§ DATASET RECORDS:
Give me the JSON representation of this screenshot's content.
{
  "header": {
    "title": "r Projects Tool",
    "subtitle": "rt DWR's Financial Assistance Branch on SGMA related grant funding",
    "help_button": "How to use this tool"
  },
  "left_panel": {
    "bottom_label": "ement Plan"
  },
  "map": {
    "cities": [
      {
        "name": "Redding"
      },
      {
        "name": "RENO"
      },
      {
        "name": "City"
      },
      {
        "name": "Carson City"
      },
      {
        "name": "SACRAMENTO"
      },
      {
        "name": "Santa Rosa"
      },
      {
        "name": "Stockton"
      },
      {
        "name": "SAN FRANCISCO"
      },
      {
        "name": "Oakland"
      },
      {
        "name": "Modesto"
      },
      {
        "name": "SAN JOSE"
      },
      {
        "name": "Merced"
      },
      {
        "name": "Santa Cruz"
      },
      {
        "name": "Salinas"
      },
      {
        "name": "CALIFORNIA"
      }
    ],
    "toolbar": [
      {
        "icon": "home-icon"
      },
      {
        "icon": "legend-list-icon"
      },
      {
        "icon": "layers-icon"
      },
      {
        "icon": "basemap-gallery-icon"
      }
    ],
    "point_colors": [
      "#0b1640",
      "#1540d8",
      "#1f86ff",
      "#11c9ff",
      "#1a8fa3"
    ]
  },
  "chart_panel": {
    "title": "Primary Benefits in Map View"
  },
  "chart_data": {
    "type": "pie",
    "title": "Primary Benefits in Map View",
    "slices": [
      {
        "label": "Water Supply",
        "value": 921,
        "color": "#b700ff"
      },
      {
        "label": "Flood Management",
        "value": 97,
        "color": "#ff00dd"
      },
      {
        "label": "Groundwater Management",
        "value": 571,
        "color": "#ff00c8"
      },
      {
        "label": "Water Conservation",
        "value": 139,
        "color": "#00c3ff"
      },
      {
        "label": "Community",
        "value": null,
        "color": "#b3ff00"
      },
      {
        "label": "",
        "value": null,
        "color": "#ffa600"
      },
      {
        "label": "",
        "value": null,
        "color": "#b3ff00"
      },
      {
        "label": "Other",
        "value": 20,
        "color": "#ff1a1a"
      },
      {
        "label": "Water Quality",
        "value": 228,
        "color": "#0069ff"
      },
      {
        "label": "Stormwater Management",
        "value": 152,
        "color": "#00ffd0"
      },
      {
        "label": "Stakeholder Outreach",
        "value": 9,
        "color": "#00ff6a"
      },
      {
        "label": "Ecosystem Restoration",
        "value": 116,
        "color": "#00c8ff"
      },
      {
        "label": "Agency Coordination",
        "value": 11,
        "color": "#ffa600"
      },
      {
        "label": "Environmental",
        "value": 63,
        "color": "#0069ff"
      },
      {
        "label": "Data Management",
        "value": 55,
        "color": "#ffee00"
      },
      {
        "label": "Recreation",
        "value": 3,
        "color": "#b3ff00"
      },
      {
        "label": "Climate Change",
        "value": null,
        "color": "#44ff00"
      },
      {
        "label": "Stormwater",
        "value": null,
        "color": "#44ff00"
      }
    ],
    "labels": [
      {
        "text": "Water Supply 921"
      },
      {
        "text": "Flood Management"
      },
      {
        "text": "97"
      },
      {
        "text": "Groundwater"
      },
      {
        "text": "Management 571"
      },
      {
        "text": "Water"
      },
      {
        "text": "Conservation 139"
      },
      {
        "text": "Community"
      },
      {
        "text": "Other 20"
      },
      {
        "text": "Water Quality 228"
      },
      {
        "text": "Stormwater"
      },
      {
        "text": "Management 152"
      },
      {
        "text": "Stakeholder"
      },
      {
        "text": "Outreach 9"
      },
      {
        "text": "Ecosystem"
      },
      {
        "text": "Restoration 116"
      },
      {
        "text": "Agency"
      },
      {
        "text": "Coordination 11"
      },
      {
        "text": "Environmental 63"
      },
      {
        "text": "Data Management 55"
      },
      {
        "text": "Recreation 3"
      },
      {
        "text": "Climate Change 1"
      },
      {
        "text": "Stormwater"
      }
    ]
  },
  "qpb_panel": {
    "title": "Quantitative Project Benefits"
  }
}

§ AIM: All of the lines above must be returned exactly.

§ RESULT OF THIS EXERCISE:
Give me the JSON representation of this screenshot's content.
{
  "header": {
    "title": "r Projects Tool",
    "subtitle": "rt DWR's Financial Assistance Branch on SGMA related grant funding",
    "help_button": "How to use this tool"
  },
  "left_panel": {
    "bottom_label": "ement Plan"
  },
  "map": {
    "cities": [
      {
        "name": "Redding"
      },
      {
        "name": "RENO"
      },
      {
        "name": "City"
      },
      {
        "name": "Carson City"
      },
      {
        "name": "SACRAMENTO"
      },
      {
        "name": "Santa Rosa"
      },
      {
        "name": "Stockton"
      },
      {
        "name": "SAN FRANCISCO"
      },
      {
        "name": "Oakland"
      },
      {
        "name": "Modesto"
      },
      {
        "name": "SAN JOSE"
      },
      {
        "name": "Merced"
      },
      {
        "name": "Santa Cruz"
      },
      {
        "name": "Salinas"
      },
      {
        "name": "CALIFORNIA"
      }
    ],
    "toolbar": [
      {
        "icon": "home-icon"
      },
      {
        "icon": "legend-list-icon"
      },
      {
        "icon": "layers-icon"
      },
      {
        "icon": "basemap-gallery-icon"
      }
    ],
    "point_colors": [
      "#0b1640",
      "#1540d8",
      "#1f86ff",
      "#11c9ff",
      "#1a8fa3"
    ]
  },
  "chart_panel": {
    "title": "Primary Benefits in Map View"
  },
  "chart_data": {
    "type": "pie",
    "title": "Primary Benefits in Map View",
    "slices": [
      {
        "label": "Water Supply",
        "value": 921,
        "color": "#b700ff"
      },
      {
        "label": "Flood Management",
        "value": 97,
        "color": "#ff00dd"
      },
      {
        "label": "Groundwater Management",
        "value": 571,
        "color": "#ff00c8"
      },
      {
        "label": "Water Conservation",
        "value": 139,
        "color": "#00c3ff"
      },
      {
        "label": "Community",
        "value": null,
        "color": "#b3ff00"
      },
      {
        "label": "",
        "value": null,
        "color": "#ffa600"
      },
      {
        "label": "",
        "value": null,
        "color": "#b3ff00"
      },
      {
        "label": "Other",
        "value": 20,
        "color": "#ff1a1a"
      },
      {
        "label": "Water Quality",
        "value": 228,
        "color": "#0069ff"
      },
      {
        "label": "Stormwater Management",
        "value": 152,
        "color": "#00ffd0"
      },
      {
        "label": "Stakeholder Outreach",
        "value": 9,
        "color": "#00ff6a"
      },
      {
        "label": "Ecosystem Restoration",
        "value": 116,
        "color": "#00c8ff"
      },
      {
        "label": "Agency Coordination",
        "value": 11,
        "color": "#ffa600"
      },
      {
        "label": "Environmental",
        "value": 63,
        "color": "#0069ff"
      },
      {
        "label": "Data Management",
        "value": 55,
        "color": "#ffee00"
      },
      {
        "label": "Recreation",
        "value": 3,
        "color": "#b3ff00"
      },
      {
        "label": "Climate Change",
        "value": null,
        "color": "#44ff00"
      },
      {
        "label": "Stormwater",
        "value": null,
        "color": "#44ff00"
      }
    ],
    "labels": [
      {
        "text": "Water Supply 921"
      },
      {
        "text": "Flood Management"
      },
      {
        "text": "97"
      },
      {
        "text": "Groundwater"
      },
      {
        "text": "Management 571"
      },
      {
        "text": "Water"
      },
      {
        "text": "Conservation 139"
      },
      {
        "text": "Community"
      },
      {
        "text": "Other 20"
      },
      {
        "text": "Water Quality 228"
      },
      {
        "text": "Stormwater"
      },
      {
        "text": "Management 152"
      },
      {
        "text": "Stakeholder"
      },
      {
        "text": "Outreach 9"
      },
      {
        "text": "Ecosystem"
      },
      {
        "text": "Restoration 116"
      },
      {
        "text": "Agency"
      },
      {
        "text": "Coordination 11"
      },
      {
        "text": "Environmental 63"
      },
      {
        "text": "Data Management 55"
      },
      {
        "text": "Recreation 3"
      },
      {
        "text": "Climate Change 1"
      },
      {
        "text": "Stormwater"
      }
    ]
  },
  "qpb_panel": {
    "title": "Quantitative Project Benefits"
  }
}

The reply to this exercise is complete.